(Some records)
================================
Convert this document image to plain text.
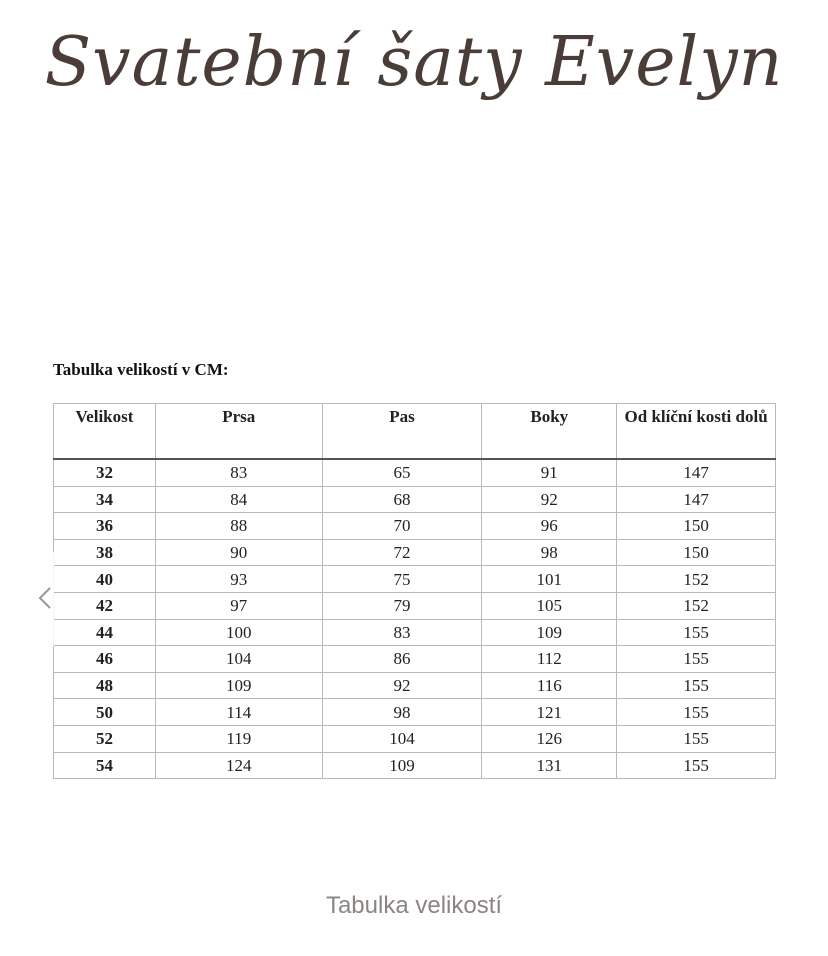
Svatební šaty Evelyn
Tabulka velikostí v CM:
Velikost	Prsa	Pas	Boky	Od klíční kosti dolů
32	83	65	91	147
34	84	68	92	147
36	88	70	96	150
38	90	72	98	150
40	93	75	101	152
42	97	79	105	152
44	100	83	109	155
46	104	86	112	155
48	109	92	116	155
50	114	98	121	155
52	119	104	126	155
54	124	109	131	155
Tabulka velikostí
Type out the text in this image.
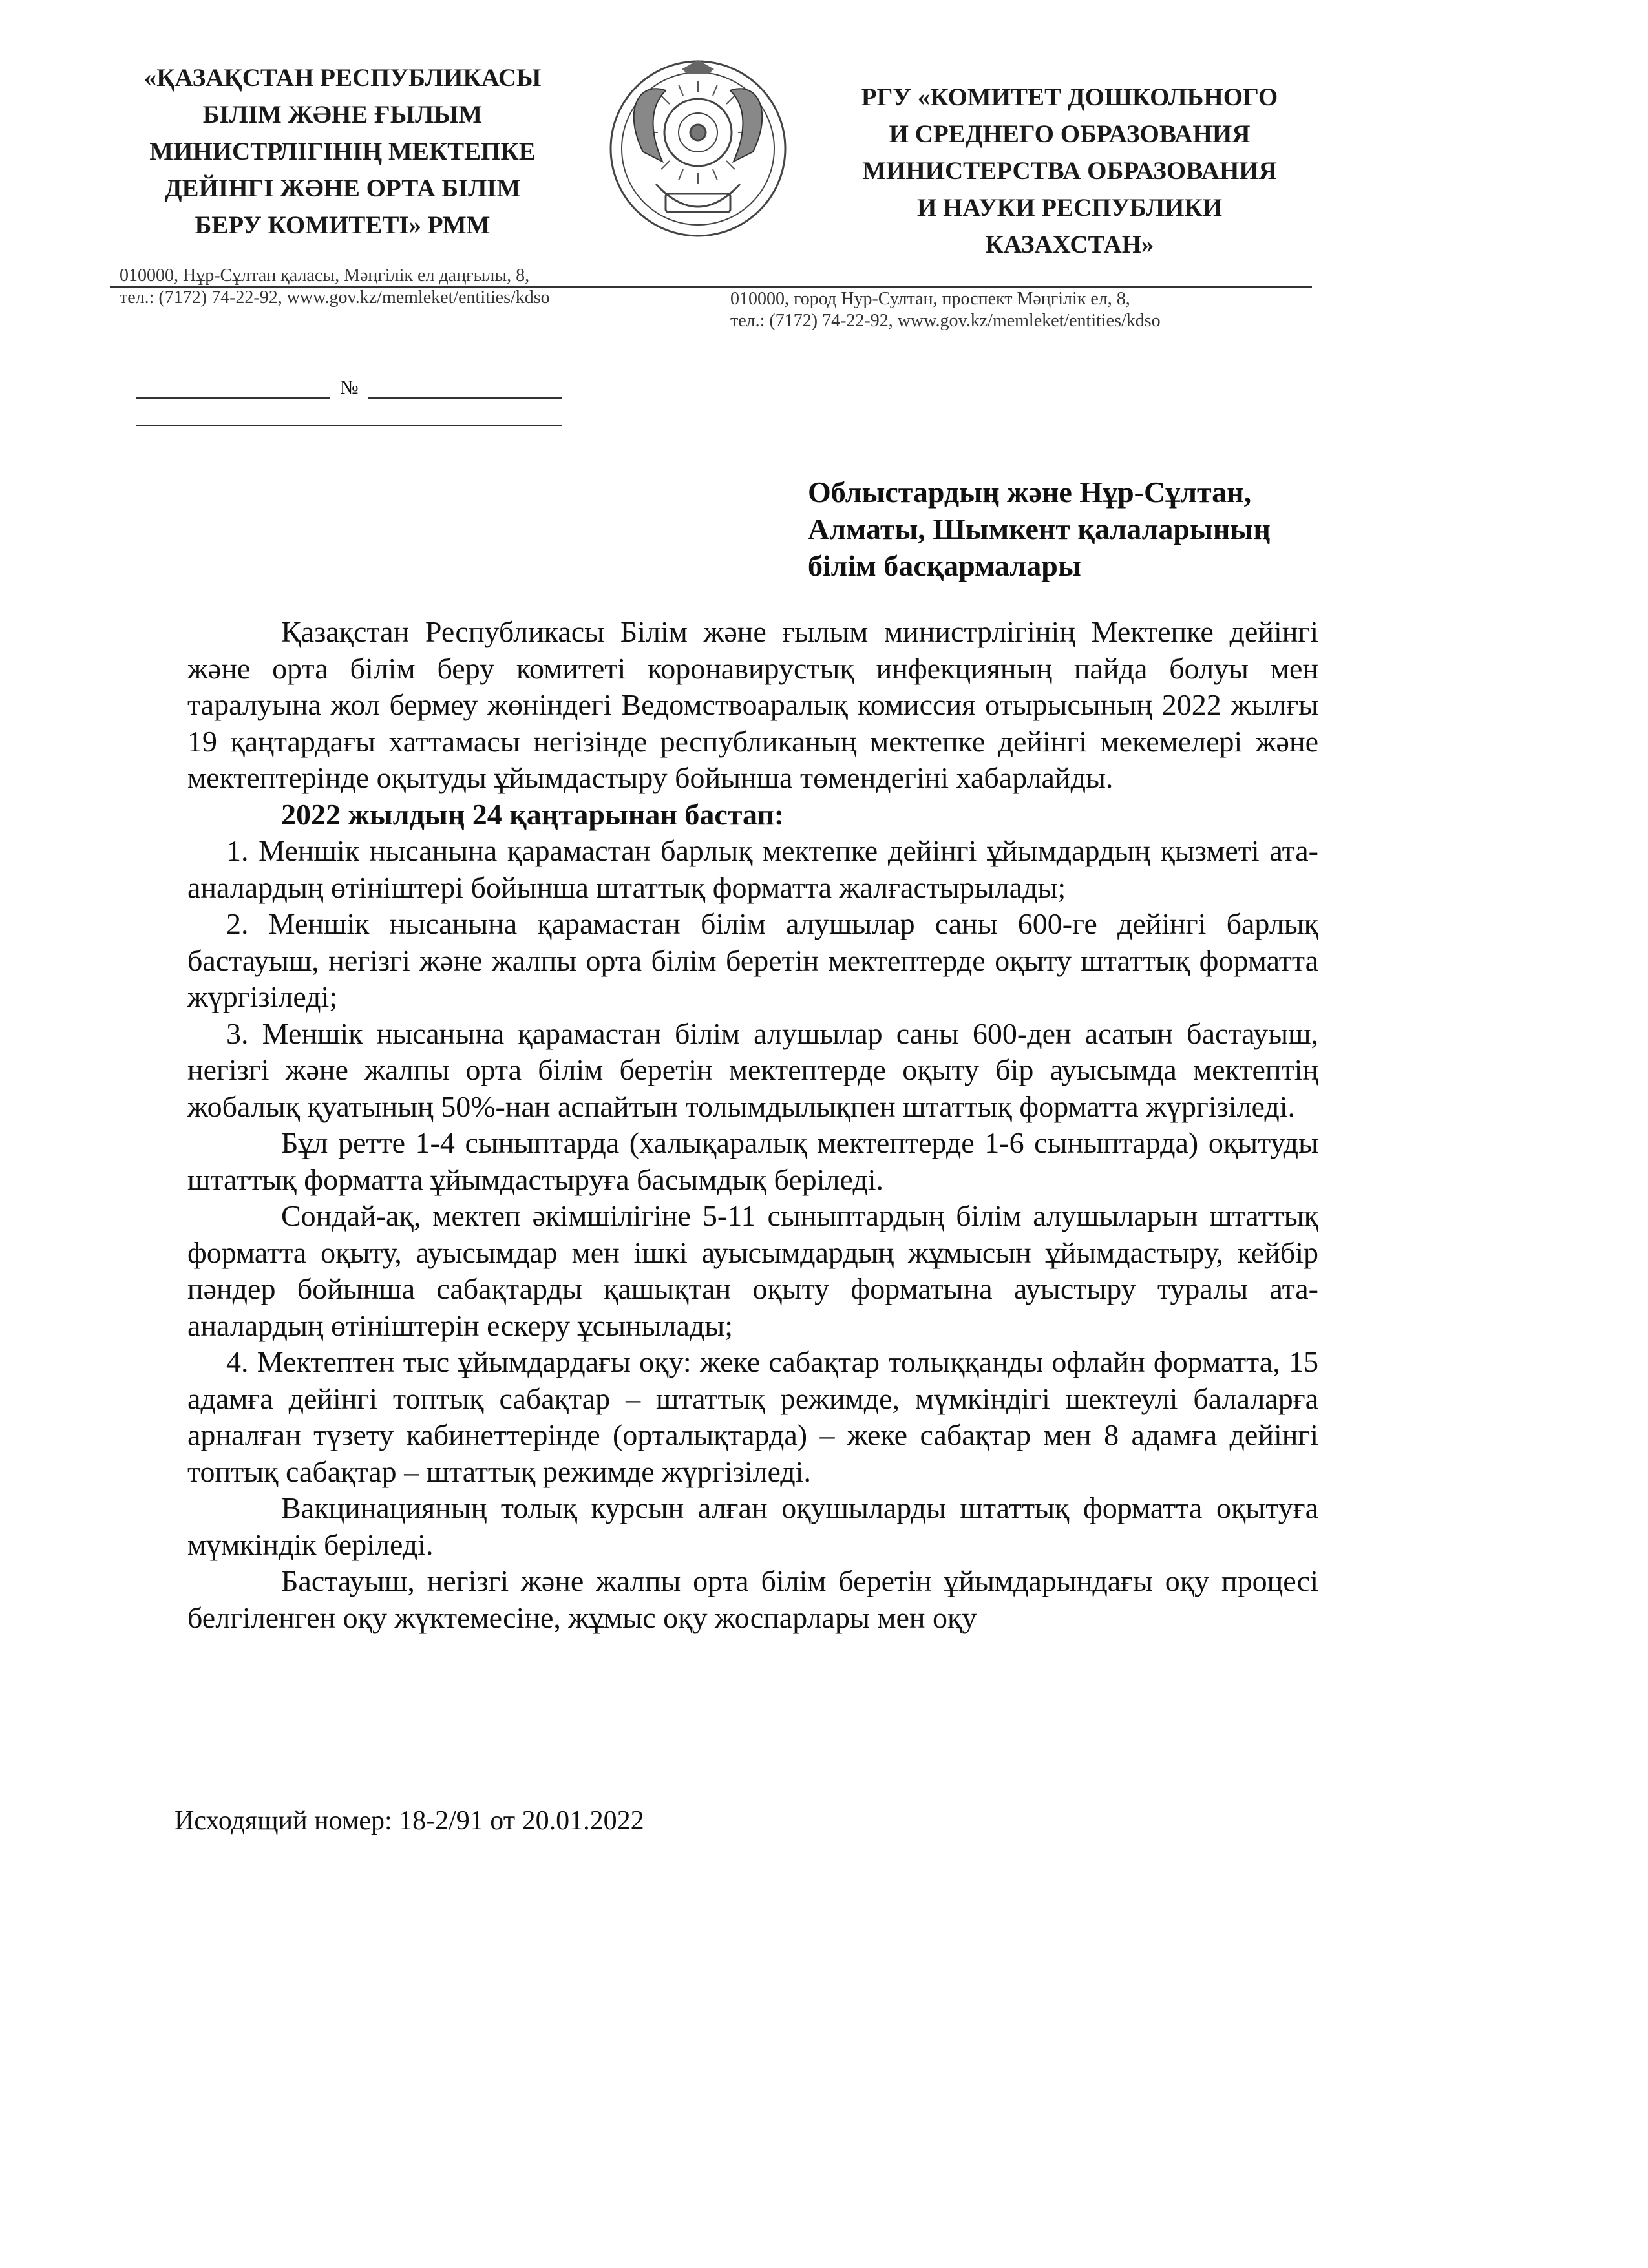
«ҚАЗАҚСТАН РЕСПУБЛИКАСЫ
БІЛІМ ЖӘНЕ ҒЫЛЫМ
МИНИСТРЛІГІНІҢ МЕКТЕПКЕ
ДЕЙІНГІ ЖӘНЕ ОРТА БІЛІМ
БЕРУ КОМИТЕТІ» РММ
РГУ «КОМИТЕТ ДОШКОЛЬНОГО
И СРЕДНЕГО ОБРАЗОВАНИЯ
МИНИСТЕРСТВА ОБРАЗОВАНИЯ
И НАУКИ РЕСПУБЛИКИ
КАЗАХСТАН»
010000, Нұр-Сұлтан қаласы, Мәңгілік ел даңғылы, 8,
тел.: (7172) 74-22-92, www.gov.kz/memleket/entities/kdso	010000, город Нур-Султан, проспект Мәңгілік ел, 8,
тел.: (7172) 74-22-92, www.gov.kz/memleket/entities/kdso
№
Облыстардың және Нұр-Сұлтан,
Алматы, Шымкент қалаларының
білім басқармалары

Қазақстан Республикасы Білім және ғылым министрлігінің Мектепке дейінгі және орта білім беру комитеті коронавирустық инфекцияның пайда болуы мен таралуына жол бермеу жөніндегі Ведомствоаралық комиссия отырысының 2022 жылғы 19 қаңтардағы хаттамасы негізінде республиканың мектепке дейінгі мекемелері және мектептерінде оқытуды ұйымдастыру бойынша төмендегіні хабарлайды.

2022 жылдың 24 қаңтарынан бастап:

1. Меншік нысанына қарамастан барлық мектепке дейінгі ұйымдардың қызметі ата-аналардың өтініштері бойынша штаттық форматта жалғастырылады;

2. Меншік нысанына қарамастан білім алушылар саны 600-ге дейінгі барлық бастауыш, негізгі және жалпы орта білім беретін мектептерде оқыту штаттық форматта жүргізіледі;

3. Меншік нысанына қарамастан білім алушылар саны 600-ден асатын бастауыш, негізгі және жалпы орта білім беретін мектептерде оқыту бір ауысымда мектептің жобалық қуатының 50%-нан аспайтын толымдылықпен штаттық форматта жүргізіледі.

Бұл ретте 1-4 сыныптарда (халықаралық мектептерде 1-6 сыныптарда) оқытуды штаттық форматта ұйымдастыруға басымдық беріледі.

Сондай-ақ, мектеп әкімшілігіне 5-11 сыныптардың білім алушыларын штаттық форматта оқыту, ауысымдар мен ішкі ауысымдардың жұмысын ұйымдастыру, кейбір пәндер бойынша сабақтарды қашықтан оқыту форматына ауыстыру туралы ата-аналардың өтініштерін ескеру ұсынылады;

4. Мектептен тыс ұйымдардағы оқу: жеке сабақтар толыққанды офлайн форматта, 15 адамға дейінгі топтық сабақтар – штаттық режимде, мүмкіндігі шектеулі балаларға арналған түзету кабинеттерінде (орталықтарда) – жеке сабақтар мен 8 адамға дейінгі топтық сабақтар – штаттық режимде жүргізіледі.

Вакцинацияның толық курсын алған оқушыларды штаттық форматта оқытуға мүмкіндік беріледі.

Бастауыш, негізгі және жалпы орта білім беретін ұйымдарындағы оқу процесі белгіленген оқу жүктемесіне, жұмыс оқу жоспарлары мен оқу

Исходящий номер: 18-2/91 от 20.01.2022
================================
Aim of the task :: From the data above, write out everything exactly except the pictures.

The solution ::
Convert this document image to plain text.
Svatební šaty Evelyn
Tabulka velikostí v CM:
Velikost	Prsa	Pas	Boky	Od klíční kosti dolů
32	83	65	91	147
34	84	68	92	147
36	88	70	96	150
38	90	72	98	150
40	93	75	101	152
42	97	79	105	152
44	100	83	109	155
46	104	86	112	155
48	109	92	116	155
50	114	98	121	155
52	119	104	126	155
54	124	109	131	155
Tabulka velikostí
Type out the text in this image.
«ҚАЗАҚСТАН РЕСПУБЛИКАСЫ
БІЛІМ ЖӘНЕ ҒЫЛЫМ
МИНИСТРЛІГІНІҢ МЕКТЕПКЕ
ДЕЙІНГІ ЖӘНЕ ОРТА БІЛІМ
БЕРУ КОМИТЕТІ» РММ
РГУ «КОМИТЕТ ДОШКОЛЬНОГО
И СРЕДНЕГО ОБРАЗОВАНИЯ
МИНИСТЕРСТВА ОБРАЗОВАНИЯ
И НАУКИ РЕСПУБЛИКИ
КАЗАХСТАН»
010000, Нұр-Сұлтан қаласы, Мәңгілік ел даңғылы, 8,
тел.: (7172) 74-22-92, www.gov.kz/memleket/entities/kdso	010000, город Нур-Султан, проспект Мәңгілік ел, 8,
тел.: (7172) 74-22-92, www.gov.kz/memleket/entities/kdso
№
Облыстардың және Нұр-Сұлтан,
Алматы, Шымкент қалаларының
білім басқармалары

Қазақстан Республикасы Білім және ғылым министрлігінің Мектепке дейінгі және орта білім беру комитеті коронавирустық инфекцияның пайда болуы мен таралуына жол бермеу жөніндегі Ведомствоаралық комиссия отырысының 2022 жылғы 19 қаңтардағы хаттамасы негізінде республиканың мектепке дейінгі мекемелері және мектептерінде оқытуды ұйымдастыру бойынша төмендегіні хабарлайды.

2022 жылдың 24 қаңтарынан бастап:

1. Меншік нысанына қарамастан барлық мектепке дейінгі ұйымдардың қызметі ата-аналардың өтініштері бойынша штаттық форматта жалғастырылады;

2. Меншік нысанына қарамастан білім алушылар саны 600-ге дейінгі барлық бастауыш, негізгі және жалпы орта білім беретін мектептерде оқыту штаттық форматта жүргізіледі;

3. Меншік нысанына қарамастан білім алушылар саны 600-ден асатын бастауыш, негізгі және жалпы орта білім беретін мектептерде оқыту бір ауысымда мектептің жобалық қуатының 50%-нан аспайтын толымдылықпен штаттық форматта жүргізіледі.

Бұл ретте 1-4 сыныптарда (халықаралық мектептерде 1-6 сыныптарда) оқытуды штаттық форматта ұйымдастыруға басымдық беріледі.

Сондай-ақ, мектеп әкімшілігіне 5-11 сыныптардың білім алушыларын штаттық форматта оқыту, ауысымдар мен ішкі ауысымдардың жұмысын ұйымдастыру, кейбір пәндер бойынша сабақтарды қашықтан оқыту форматына ауыстыру туралы ата-аналардың өтініштерін ескеру ұсынылады;

4. Мектептен тыс ұйымдардағы оқу: жеке сабақтар толыққанды офлайн форматта, 15 адамға дейінгі топтық сабақтар – штаттық режимде, мүмкіндігі шектеулі балаларға арналған түзету кабинеттерінде (орталықтарда) – жеке сабақтар мен 8 адамға дейінгі топтық сабақтар – штаттық режимде жүргізіледі.

Вакцинацияның толық курсын алған оқушыларды штаттық форматта оқытуға мүмкіндік беріледі.

Бастауыш, негізгі және жалпы орта білім беретін ұйымдарындағы оқу процесі белгіленген оқу жүктемесіне, жұмыс оқу жоспарлары мен оқу

Исходящий номер: 18-2/91 от 20.01.2022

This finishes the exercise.